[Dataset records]
+ + + +

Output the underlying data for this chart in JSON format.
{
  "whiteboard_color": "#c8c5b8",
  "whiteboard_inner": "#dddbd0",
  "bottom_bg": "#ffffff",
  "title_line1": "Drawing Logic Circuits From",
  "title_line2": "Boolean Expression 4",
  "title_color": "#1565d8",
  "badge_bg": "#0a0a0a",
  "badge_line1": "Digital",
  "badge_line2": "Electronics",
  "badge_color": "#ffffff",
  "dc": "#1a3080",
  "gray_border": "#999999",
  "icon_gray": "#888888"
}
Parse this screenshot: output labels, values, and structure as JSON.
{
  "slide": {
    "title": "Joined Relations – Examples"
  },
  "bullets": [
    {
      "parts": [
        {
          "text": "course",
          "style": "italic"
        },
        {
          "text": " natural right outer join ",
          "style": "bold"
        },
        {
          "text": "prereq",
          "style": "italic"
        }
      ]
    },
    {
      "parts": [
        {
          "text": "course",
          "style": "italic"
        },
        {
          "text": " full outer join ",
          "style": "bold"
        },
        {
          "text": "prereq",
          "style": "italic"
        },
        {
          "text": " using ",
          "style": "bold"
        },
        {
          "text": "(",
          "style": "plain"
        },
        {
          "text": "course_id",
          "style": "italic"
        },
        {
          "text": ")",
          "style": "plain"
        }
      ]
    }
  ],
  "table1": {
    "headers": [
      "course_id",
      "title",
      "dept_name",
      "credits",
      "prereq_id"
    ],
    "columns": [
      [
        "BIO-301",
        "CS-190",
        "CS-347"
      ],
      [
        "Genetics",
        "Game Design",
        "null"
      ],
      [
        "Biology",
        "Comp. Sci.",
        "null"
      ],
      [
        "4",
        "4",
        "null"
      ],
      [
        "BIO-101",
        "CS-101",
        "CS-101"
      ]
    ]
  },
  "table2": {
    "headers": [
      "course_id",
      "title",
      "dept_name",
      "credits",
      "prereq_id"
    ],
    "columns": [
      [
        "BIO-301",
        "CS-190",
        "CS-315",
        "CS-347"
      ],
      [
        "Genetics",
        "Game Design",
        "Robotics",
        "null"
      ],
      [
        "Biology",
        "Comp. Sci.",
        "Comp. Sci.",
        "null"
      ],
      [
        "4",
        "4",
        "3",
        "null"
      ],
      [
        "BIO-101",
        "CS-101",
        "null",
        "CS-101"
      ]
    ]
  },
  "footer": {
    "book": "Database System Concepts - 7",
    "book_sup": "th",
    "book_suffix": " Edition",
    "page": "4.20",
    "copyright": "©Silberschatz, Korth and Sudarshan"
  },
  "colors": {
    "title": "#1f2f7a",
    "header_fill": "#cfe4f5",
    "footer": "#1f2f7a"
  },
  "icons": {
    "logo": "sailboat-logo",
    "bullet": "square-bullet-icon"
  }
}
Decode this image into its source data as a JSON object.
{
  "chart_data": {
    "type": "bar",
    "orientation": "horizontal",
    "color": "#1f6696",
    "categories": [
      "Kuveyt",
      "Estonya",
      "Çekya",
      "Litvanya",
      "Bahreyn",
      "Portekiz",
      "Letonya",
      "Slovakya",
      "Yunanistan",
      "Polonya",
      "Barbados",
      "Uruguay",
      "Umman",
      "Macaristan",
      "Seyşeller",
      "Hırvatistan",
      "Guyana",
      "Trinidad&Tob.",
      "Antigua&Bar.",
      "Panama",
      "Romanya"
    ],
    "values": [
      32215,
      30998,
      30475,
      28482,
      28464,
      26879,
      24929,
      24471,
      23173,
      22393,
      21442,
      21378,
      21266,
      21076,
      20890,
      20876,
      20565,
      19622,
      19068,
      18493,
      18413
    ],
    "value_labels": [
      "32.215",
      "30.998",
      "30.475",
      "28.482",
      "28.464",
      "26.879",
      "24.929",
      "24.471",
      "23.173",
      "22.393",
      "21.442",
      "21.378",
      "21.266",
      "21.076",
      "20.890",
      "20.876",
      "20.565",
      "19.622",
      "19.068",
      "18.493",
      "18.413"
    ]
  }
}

+ + + +

[What is needed] Every entry must be retyped in full, exactly as given.

[Response to this task]
Output the underlying data for this chart in JSON format.
{
  "whiteboard_color": "#c8c5b8",
  "whiteboard_inner": "#dddbd0",
  "bottom_bg": "#ffffff",
  "title_line1": "Drawing Logic Circuits From",
  "title_line2": "Boolean Expression 4",
  "title_color": "#1565d8",
  "badge_bg": "#0a0a0a",
  "badge_line1": "Digital",
  "badge_line2": "Electronics",
  "badge_color": "#ffffff",
  "dc": "#1a3080",
  "gray_border": "#999999",
  "icon_gray": "#888888"
}
Parse this screenshot: output labels, values, and structure as JSON.
{
  "slide": {
    "title": "Joined Relations – Examples"
  },
  "bullets": [
    {
      "parts": [
        {
          "text": "course",
          "style": "italic"
        },
        {
          "text": " natural right outer join ",
          "style": "bold"
        },
        {
          "text": "prereq",
          "style": "italic"
        }
      ]
    },
    {
      "parts": [
        {
          "text": "course",
          "style": "italic"
        },
        {
          "text": " full outer join ",
          "style": "bold"
        },
        {
          "text": "prereq",
          "style": "italic"
        },
        {
          "text": " using ",
          "style": "bold"
        },
        {
          "text": "(",
          "style": "plain"
        },
        {
          "text": "course_id",
          "style": "italic"
        },
        {
          "text": ")",
          "style": "plain"
        }
      ]
    }
  ],
  "table1": {
    "headers": [
      "course_id",
      "title",
      "dept_name",
      "credits",
      "prereq_id"
    ],
    "columns": [
      [
        "BIO-301",
        "CS-190",
        "CS-347"
      ],
      [
        "Genetics",
        "Game Design",
        "null"
      ],
      [
        "Biology",
        "Comp. Sci.",
        "null"
      ],
      [
        "4",
        "4",
        "null"
      ],
      [
        "BIO-101",
        "CS-101",
        "CS-101"
      ]
    ]
  },
  "table2": {
    "headers": [
      "course_id",
      "title",
      "dept_name",
      "credits",
      "prereq_id"
    ],
    "columns": [
      [
        "BIO-301",
        "CS-190",
        "CS-315",
        "CS-347"
      ],
      [
        "Genetics",
        "Game Design",
        "Robotics",
        "null"
      ],
      [
        "Biology",
        "Comp. Sci.",
        "Comp. Sci.",
        "null"
      ],
      [
        "4",
        "4",
        "3",
        "null"
      ],
      [
        "BIO-101",
        "CS-101",
        "null",
        "CS-101"
      ]
    ]
  },
  "footer": {
    "book": "Database System Concepts - 7",
    "book_sup": "th",
    "book_suffix": " Edition",
    "page": "4.20",
    "copyright": "©Silberschatz, Korth and Sudarshan"
  },
  "colors": {
    "title": "#1f2f7a",
    "header_fill": "#cfe4f5",
    "footer": "#1f2f7a"
  },
  "icons": {
    "logo": "sailboat-logo",
    "bullet": "square-bullet-icon"
  }
}
Decode this image into its source data as a JSON object.
{
  "chart_data": {
    "type": "bar",
    "orientation": "horizontal",
    "color": "#1f6696",
    "categories": [
      "Kuveyt",
      "Estonya",
      "Çekya",
      "Litvanya",
      "Bahreyn",
      "Portekiz",
      "Letonya",
      "Slovakya",
      "Yunanistan",
      "Polonya",
      "Barbados",
      "Uruguay",
      "Umman",
      "Macaristan",
      "Seyşeller",
      "Hırvatistan",
      "Guyana",
      "Trinidad&Tob.",
      "Antigua&Bar.",
      "Panama",
      "Romanya"
    ],
    "values": [
      32215,
      30998,
      30475,
      28482,
      28464,
      26879,
      24929,
      24471,
      23173,
      22393,
      21442,
      21378,
      21266,
      21076,
      20890,
      20876,
      20565,
      19622,
      19068,
      18493,
      18413
    ],
    "value_labels": [
      "32.215",
      "30.998",
      "30.475",
      "28.482",
      "28.464",
      "26.879",
      "24.929",
      "24.471",
      "23.173",
      "22.393",
      "21.442",
      "21.378",
      "21.266",
      "21.076",
      "20.890",
      "20.876",
      "20.565",
      "19.622",
      "19.068",
      "18.493",
      "18.413"
    ]
  }
}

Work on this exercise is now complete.